● **WHAT IS NEEDED**:
In the listing that follows, count the lines holding the word "двухмесячного" and report only that number.

● **RECORDS FOR PROCESSING**:
— Begin —

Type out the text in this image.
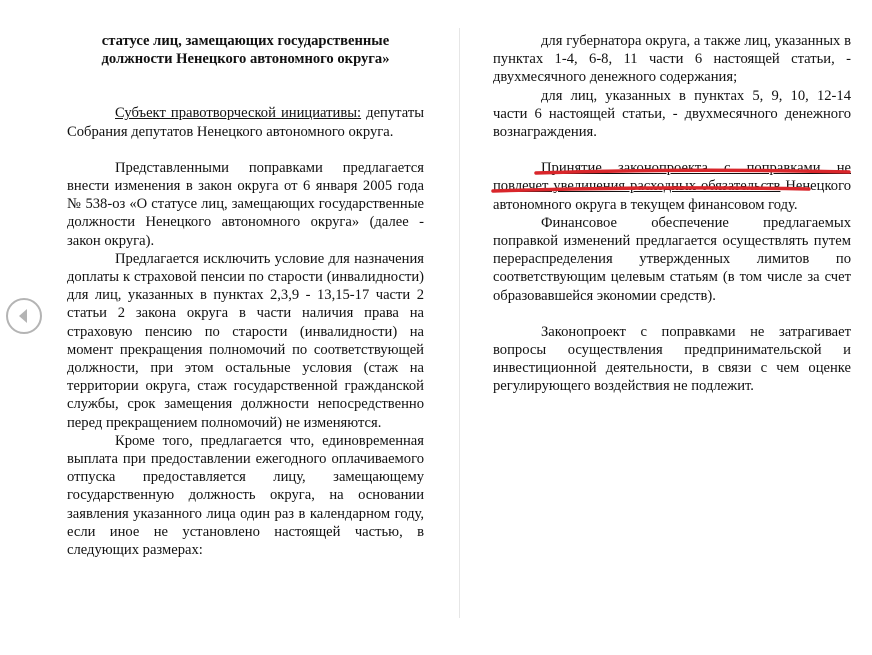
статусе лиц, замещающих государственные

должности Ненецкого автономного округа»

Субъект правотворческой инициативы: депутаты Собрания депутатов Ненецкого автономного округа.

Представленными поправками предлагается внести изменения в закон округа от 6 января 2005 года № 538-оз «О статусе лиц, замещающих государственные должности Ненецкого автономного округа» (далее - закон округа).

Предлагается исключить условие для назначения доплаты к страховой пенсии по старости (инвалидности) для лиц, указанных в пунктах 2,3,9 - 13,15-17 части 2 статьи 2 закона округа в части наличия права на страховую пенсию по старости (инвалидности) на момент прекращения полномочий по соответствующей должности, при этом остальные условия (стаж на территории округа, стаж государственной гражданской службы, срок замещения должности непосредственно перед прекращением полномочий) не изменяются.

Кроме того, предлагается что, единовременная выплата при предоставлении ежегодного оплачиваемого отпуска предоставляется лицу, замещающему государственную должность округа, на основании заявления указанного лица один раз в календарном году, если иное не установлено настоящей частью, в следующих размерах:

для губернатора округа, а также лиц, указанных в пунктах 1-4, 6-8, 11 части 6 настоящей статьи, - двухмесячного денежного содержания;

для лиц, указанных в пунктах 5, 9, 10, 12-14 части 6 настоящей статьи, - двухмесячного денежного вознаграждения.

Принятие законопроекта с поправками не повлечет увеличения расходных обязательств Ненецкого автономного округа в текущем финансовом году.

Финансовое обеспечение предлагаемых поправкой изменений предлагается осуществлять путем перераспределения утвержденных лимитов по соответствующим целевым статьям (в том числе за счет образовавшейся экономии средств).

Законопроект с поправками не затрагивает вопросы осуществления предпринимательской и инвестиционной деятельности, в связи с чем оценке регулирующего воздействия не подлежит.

— End —

● **CORRECT RESULT**:
2